In the listing below, locate the lines that hold the string "taught". Copy those lines.

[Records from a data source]
────

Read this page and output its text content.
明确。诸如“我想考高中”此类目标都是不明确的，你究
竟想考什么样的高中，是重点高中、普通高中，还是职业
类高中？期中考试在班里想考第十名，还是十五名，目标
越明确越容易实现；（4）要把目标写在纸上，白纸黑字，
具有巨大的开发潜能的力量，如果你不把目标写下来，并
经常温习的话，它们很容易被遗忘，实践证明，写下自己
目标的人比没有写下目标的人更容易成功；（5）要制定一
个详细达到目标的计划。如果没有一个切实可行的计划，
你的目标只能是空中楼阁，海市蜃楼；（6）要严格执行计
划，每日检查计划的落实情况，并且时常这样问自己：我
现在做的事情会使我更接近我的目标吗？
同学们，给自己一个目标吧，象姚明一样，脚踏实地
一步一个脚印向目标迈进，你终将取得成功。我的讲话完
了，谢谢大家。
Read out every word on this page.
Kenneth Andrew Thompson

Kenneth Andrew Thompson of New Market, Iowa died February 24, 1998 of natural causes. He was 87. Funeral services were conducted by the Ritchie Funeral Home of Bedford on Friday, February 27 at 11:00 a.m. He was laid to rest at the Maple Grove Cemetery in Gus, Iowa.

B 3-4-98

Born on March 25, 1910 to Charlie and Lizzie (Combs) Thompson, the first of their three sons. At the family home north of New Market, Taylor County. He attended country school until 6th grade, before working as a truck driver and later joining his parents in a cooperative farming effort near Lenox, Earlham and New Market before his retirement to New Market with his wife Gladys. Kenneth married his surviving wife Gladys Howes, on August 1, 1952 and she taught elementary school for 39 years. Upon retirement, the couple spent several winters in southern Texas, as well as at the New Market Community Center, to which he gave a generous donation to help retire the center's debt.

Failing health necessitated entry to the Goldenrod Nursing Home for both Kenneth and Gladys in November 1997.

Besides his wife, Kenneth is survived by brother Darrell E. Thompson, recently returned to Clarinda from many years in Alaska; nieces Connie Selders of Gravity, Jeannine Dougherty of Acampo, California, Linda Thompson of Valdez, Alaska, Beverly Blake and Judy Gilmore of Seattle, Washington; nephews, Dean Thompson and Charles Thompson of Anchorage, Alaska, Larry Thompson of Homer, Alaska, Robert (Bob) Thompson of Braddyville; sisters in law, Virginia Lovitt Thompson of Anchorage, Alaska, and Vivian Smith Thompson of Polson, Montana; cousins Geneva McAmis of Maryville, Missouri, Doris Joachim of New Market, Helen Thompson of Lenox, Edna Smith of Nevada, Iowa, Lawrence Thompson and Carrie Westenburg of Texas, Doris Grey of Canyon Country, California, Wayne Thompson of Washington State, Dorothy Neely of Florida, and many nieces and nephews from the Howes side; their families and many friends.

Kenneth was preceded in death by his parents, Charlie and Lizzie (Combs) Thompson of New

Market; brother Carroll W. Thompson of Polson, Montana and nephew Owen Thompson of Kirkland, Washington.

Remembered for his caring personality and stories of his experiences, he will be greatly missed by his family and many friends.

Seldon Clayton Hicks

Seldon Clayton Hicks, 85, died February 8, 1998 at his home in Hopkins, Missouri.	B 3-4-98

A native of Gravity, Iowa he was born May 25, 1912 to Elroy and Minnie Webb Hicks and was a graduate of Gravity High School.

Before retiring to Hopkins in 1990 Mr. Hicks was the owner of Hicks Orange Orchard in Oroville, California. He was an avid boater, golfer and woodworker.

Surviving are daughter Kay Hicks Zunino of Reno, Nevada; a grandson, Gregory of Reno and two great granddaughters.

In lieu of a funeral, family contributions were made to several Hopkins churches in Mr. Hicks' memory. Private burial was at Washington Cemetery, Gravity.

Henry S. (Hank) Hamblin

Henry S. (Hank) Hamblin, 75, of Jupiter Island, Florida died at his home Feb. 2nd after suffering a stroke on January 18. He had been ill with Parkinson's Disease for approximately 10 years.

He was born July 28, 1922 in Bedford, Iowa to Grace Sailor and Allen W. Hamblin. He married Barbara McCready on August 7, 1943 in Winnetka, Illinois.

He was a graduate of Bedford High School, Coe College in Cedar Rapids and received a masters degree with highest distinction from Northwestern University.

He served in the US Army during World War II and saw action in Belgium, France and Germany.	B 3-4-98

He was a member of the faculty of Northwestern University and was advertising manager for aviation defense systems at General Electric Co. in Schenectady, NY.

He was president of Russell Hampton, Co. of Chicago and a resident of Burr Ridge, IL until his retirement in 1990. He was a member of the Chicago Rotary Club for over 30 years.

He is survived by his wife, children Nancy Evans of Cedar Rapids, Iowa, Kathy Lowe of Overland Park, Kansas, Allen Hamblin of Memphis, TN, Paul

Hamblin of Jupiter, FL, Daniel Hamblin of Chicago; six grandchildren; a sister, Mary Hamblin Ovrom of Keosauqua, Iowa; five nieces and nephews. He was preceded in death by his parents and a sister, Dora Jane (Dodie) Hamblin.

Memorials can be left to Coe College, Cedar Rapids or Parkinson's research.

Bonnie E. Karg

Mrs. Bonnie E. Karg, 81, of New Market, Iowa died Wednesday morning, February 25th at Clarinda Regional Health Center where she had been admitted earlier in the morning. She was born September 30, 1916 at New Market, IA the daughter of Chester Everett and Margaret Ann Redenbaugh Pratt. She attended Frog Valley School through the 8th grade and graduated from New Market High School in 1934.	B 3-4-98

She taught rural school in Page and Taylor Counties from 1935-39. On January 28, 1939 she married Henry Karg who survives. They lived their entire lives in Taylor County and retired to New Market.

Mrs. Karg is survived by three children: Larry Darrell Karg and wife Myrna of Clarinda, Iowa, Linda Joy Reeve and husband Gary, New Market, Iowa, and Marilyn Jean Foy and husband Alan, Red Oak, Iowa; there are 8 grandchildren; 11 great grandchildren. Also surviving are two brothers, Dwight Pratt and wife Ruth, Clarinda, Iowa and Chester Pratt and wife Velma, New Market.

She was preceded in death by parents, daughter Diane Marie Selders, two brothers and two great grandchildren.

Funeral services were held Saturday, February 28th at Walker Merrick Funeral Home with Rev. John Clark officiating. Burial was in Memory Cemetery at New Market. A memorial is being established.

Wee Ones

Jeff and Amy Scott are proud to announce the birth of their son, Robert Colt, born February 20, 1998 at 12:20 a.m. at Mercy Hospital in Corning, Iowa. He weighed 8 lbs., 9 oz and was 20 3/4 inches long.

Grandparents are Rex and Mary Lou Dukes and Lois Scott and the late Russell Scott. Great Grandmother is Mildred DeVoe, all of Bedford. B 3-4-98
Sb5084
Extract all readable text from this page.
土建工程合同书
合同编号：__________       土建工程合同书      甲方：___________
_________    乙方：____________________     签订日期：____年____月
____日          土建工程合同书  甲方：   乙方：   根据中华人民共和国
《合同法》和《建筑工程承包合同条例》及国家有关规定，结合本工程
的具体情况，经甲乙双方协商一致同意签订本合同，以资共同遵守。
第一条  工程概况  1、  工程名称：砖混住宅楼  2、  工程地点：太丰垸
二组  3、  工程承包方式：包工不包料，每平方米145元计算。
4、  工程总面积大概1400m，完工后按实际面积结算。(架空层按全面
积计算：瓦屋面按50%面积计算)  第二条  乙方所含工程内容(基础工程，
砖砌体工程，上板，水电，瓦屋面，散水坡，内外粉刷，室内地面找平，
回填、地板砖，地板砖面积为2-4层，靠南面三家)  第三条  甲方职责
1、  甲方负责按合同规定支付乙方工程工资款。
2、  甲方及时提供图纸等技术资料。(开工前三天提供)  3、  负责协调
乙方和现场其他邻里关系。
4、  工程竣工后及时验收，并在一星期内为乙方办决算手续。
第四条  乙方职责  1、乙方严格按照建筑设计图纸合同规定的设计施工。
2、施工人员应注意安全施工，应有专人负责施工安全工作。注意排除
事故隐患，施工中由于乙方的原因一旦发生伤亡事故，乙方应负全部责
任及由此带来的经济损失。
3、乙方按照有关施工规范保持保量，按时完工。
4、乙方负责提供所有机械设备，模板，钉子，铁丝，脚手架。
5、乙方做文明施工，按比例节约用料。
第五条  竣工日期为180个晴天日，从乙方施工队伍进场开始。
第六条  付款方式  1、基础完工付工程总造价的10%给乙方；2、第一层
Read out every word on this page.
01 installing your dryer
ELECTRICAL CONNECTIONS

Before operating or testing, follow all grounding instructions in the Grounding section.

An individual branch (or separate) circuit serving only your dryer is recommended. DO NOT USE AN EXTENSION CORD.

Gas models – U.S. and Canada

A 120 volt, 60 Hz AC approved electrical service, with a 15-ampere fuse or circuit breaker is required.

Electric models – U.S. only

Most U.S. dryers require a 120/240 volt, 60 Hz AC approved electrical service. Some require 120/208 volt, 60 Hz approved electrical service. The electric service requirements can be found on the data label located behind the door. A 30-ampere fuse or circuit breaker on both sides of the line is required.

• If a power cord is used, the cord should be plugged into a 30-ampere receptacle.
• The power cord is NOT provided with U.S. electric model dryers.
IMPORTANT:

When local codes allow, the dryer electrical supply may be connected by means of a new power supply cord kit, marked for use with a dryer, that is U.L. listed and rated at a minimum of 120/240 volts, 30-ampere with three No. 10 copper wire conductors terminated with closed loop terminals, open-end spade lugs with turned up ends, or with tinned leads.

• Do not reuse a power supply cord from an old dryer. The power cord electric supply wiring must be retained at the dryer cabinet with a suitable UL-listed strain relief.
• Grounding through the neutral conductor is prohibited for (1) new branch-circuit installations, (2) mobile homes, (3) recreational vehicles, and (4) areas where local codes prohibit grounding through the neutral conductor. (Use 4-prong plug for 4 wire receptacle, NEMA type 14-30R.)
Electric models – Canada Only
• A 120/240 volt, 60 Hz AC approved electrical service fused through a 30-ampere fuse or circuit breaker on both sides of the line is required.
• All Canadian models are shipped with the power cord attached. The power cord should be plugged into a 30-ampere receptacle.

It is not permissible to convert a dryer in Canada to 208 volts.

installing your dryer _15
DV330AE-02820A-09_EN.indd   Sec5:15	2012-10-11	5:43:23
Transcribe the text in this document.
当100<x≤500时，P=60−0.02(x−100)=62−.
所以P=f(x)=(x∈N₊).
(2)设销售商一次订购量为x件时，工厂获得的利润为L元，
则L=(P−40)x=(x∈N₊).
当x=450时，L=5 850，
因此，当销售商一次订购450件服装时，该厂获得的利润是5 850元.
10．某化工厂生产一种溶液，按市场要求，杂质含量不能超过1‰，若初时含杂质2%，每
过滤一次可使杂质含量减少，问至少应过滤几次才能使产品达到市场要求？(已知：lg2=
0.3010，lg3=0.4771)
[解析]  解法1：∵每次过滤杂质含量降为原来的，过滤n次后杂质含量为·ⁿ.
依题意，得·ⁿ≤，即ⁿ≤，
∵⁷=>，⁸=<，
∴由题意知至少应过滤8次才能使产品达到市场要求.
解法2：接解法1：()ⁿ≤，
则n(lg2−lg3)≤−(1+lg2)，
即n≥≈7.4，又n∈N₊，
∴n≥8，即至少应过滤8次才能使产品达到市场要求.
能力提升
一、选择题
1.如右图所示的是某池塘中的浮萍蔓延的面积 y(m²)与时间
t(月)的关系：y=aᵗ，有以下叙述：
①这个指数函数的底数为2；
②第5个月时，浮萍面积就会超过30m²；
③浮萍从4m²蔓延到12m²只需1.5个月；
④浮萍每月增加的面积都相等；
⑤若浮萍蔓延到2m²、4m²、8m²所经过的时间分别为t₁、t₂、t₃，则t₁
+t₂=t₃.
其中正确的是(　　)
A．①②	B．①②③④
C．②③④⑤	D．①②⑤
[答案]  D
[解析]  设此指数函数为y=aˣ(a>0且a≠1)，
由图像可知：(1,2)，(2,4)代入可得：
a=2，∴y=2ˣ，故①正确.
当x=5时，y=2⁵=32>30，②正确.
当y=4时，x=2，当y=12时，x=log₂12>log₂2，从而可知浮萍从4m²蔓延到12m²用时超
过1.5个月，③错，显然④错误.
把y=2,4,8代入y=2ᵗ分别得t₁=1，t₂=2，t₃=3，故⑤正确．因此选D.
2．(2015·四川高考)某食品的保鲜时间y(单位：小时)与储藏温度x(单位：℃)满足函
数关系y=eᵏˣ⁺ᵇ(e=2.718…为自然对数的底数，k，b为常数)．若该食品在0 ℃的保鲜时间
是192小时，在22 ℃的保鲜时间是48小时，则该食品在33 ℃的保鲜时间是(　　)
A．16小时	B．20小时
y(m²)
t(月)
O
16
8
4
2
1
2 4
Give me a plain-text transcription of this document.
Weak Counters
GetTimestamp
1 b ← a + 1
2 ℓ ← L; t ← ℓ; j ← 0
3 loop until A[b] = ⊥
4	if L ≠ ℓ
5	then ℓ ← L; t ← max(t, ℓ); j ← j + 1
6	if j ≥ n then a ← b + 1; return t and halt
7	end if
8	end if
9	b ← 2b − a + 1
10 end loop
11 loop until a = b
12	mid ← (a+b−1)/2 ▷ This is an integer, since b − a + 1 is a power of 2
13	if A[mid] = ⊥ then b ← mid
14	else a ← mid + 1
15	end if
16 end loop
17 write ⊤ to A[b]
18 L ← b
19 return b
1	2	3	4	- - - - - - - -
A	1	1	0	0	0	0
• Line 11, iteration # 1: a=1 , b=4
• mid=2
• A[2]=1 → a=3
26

────

Written answer.
Born on March 25, 1910 to Charlie and Lizzie (Combs) Thompson, the first of their three sons. At the family home north of New Market, Taylor County. He attended country school until 6th grade, before working as a truck driver and later joining his parents in a cooperative farming effort near Lenox, Earlham and New Market before his retirement to New Market with his wife Gladys. Kenneth married his surviving wife Gladys Howes, on August 1, 1952 and she taught elementary school for 39 years. Upon retirement, the couple spent several winters in southern Texas, as well as at the New Market Community Center, to which he gave a generous donation to help retire the center's debt.
She taught rural school in Page and Taylor Counties from 1935-39. On January 28, 1939 she married Henry Karg who survives. They lived their entire lives in Taylor County and retired to New Market.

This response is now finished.